[Extracts from a graphics dataset]

* start *

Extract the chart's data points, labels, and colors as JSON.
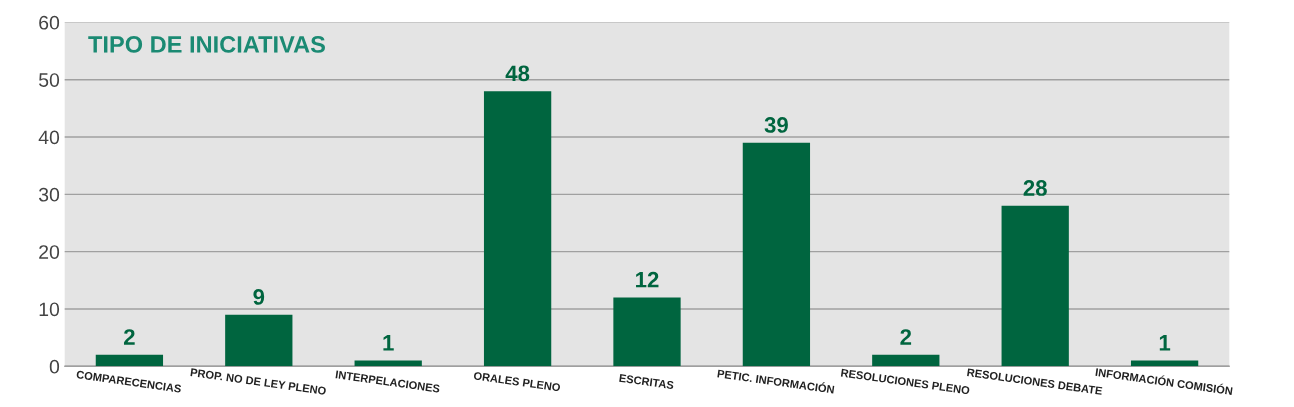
{
  "chart_data": {
    "type": "bar",
    "title": "TIPO DE INICIATIVAS",
    "categories": [
      "COMPARECENCIAS",
      "PROP. NO DE LEY PLENO",
      "INTERPELACIONES",
      "ORALES PLENO",
      "ESCRITAS",
      "PETIC. INFORMACIÓN",
      "RESOLUCIONES PLENO",
      "RESOLUCIONES DEBATE",
      "INFORMACIÓN COMISIÓN"
    ],
    "values": [
      2,
      9,
      1,
      48,
      12,
      39,
      2,
      28,
      1
    ],
    "color": "#00653f",
    "ylim": [
      0,
      60
    ],
    "yticks": [
      0,
      10,
      20,
      30,
      40,
      50,
      60
    ],
    "grid": "y",
    "data_labels": true
  }
}
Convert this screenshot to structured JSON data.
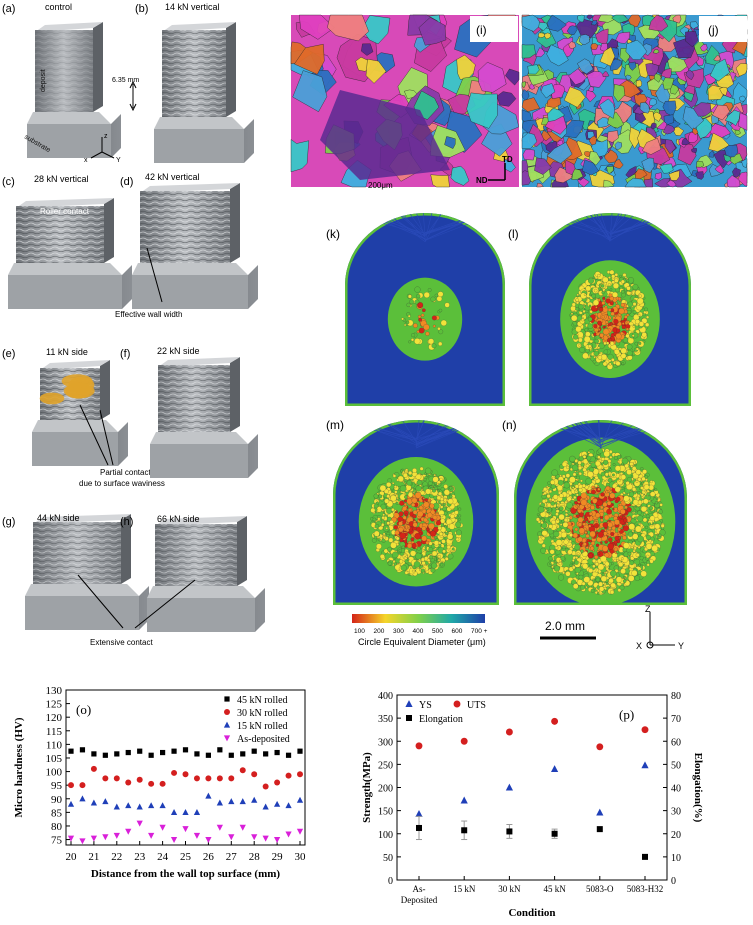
{
  "colors": {
    "metal": "#9a9ea3",
    "metalDark": "#55595e",
    "ebsdBlue": "#1f3fa8",
    "ebsdGreen": "#5bbf3a",
    "ebsdYellow": "#f2e33a",
    "ebsdOrange": "#f08a24",
    "ebsdRed": "#d42418",
    "contact": "#e0a32a"
  },
  "photos": {
    "a": {
      "tag": "(a)",
      "caption": "control",
      "deposit": "deposit",
      "substrate": "substrate",
      "dim": "6.35 mm",
      "axisZ": "z",
      "axisX": "x",
      "axisY": "Y"
    },
    "b": {
      "tag": "(b)",
      "caption": "14 kN vertical"
    },
    "c": {
      "tag": "(c)",
      "caption": "28 kN vertical",
      "note": "Roller contact"
    },
    "d": {
      "tag": "(d)",
      "caption": "42 kN vertical",
      "note": "Effective wall width"
    },
    "e": {
      "tag": "(e)",
      "caption": "11 kN side",
      "note1": "Partial contact",
      "note2": "due to surface waviness"
    },
    "f": {
      "tag": "(f)",
      "caption": "22 kN side"
    },
    "g": {
      "tag": "(g)",
      "caption": "44 kN side"
    },
    "h": {
      "tag": "(h)",
      "caption": "66 kN side",
      "note": "Extensive contact"
    }
  },
  "ebsd": {
    "i": "(i)",
    "j": "(j)",
    "scale": "200μm",
    "td": "TD",
    "nd": "ND"
  },
  "grains": {
    "k": "(k)",
    "l": "(l)",
    "m": "(m)",
    "n": "(n)",
    "colorbarTitle": "Circle Equivalent Diameter (μm)",
    "ticks": [
      "100",
      "200",
      "300",
      "400",
      "500",
      "600",
      "700 +"
    ],
    "scale": "2.0 mm",
    "axZ": "Z",
    "axX": "X",
    "axY": "Y"
  },
  "chart_data": [
    {
      "type": "scatter",
      "panel": "(o)",
      "xlabel": "Distance from the wall top surface (mm)",
      "ylabel": "Micro hardness (HV)",
      "xlim": [
        20,
        30
      ],
      "ylim": [
        73,
        130
      ],
      "xticks": [
        "20",
        "21",
        "22",
        "23",
        "24",
        "25",
        "26",
        "27",
        "28",
        "29",
        "30"
      ],
      "yticks": [
        "75",
        "80",
        "85",
        "90",
        "95",
        "100",
        "105",
        "110",
        "115",
        "120",
        "125",
        "130"
      ],
      "x": [
        20,
        20.5,
        21,
        21.5,
        22,
        22.5,
        23,
        23.5,
        24,
        24.5,
        25,
        25.5,
        26,
        26.5,
        27,
        27.5,
        28,
        28.5,
        29,
        29.5,
        30
      ],
      "series": [
        {
          "name": "45 kN rolled",
          "marker": "square",
          "color": "#000000",
          "values": [
            107.5,
            108,
            106.5,
            106,
            106.5,
            107,
            107.5,
            106,
            107,
            107.5,
            108,
            106.5,
            106,
            108,
            106,
            106.5,
            107.5,
            106.5,
            107,
            106,
            107.5
          ]
        },
        {
          "name": "30 kN rolled",
          "marker": "circle",
          "color": "#d41f1f",
          "values": [
            95,
            95,
            101,
            97.5,
            97.5,
            96,
            97,
            95.5,
            95.5,
            99.5,
            99,
            97.5,
            97.5,
            97.5,
            97.5,
            100.5,
            99,
            94.5,
            96,
            98.5,
            99
          ]
        },
        {
          "name": "15 kN rolled",
          "marker": "triangle",
          "color": "#1f3fb8",
          "values": [
            88,
            90,
            88.5,
            89,
            87,
            87.5,
            87,
            87.5,
            87.5,
            85,
            85,
            85,
            91,
            88.5,
            89,
            89,
            89.5,
            87,
            88,
            87.5,
            89.5
          ]
        },
        {
          "name": "As-deposited",
          "marker": "triangle-down",
          "color": "#d920d9",
          "values": [
            75.5,
            74.5,
            75.5,
            76,
            76.5,
            78,
            81,
            76.5,
            79.5,
            75,
            79,
            76.5,
            75,
            79.5,
            76,
            79.5,
            76,
            75.5,
            75,
            77,
            78
          ]
        }
      ]
    },
    {
      "type": "scatter",
      "panel": "(p)",
      "xlabel": "Condition",
      "ylabel": "Strength(MPa)",
      "y2label": "Elongation(%)",
      "ylim": [
        0,
        400
      ],
      "y2lim": [
        0,
        80
      ],
      "yticks": [
        "0",
        "50",
        "100",
        "150",
        "200",
        "250",
        "300",
        "350",
        "400"
      ],
      "y2ticks": [
        "0",
        "10",
        "20",
        "30",
        "40",
        "50",
        "60",
        "70",
        "80"
      ],
      "categories": [
        "As-Deposited",
        "15 kN",
        "30 kN",
        "45 kN",
        "5083-O",
        "5083-H32"
      ],
      "series": [
        {
          "name": "YS",
          "axis": "left",
          "marker": "triangle",
          "color": "#1f3fb8",
          "values": [
            143,
            172,
            200,
            240,
            146,
            248
          ]
        },
        {
          "name": "UTS",
          "axis": "left",
          "marker": "circle",
          "color": "#d41f1f",
          "values": [
            290,
            300,
            320,
            343,
            288,
            325
          ]
        },
        {
          "name": "Elongation",
          "axis": "right",
          "marker": "square",
          "color": "#000000",
          "values": [
            22.5,
            21.5,
            21,
            20,
            22,
            10
          ],
          "errors": [
            5,
            4,
            3,
            2,
            0,
            0
          ]
        }
      ]
    }
  ]
}
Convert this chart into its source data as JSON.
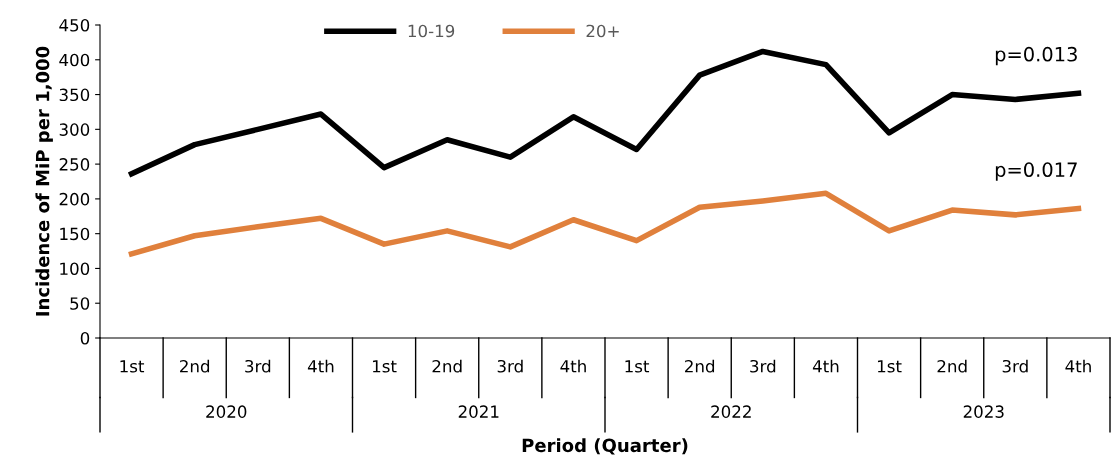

* end *

→ **AIM OF THE TASK**
List every line above that contains the word "rolled".

→ **EXERCISE OUTPUT**
          "name": "45 kN rolled",
          "name": "30 kN rolled",
          "name": "15 kN rolled",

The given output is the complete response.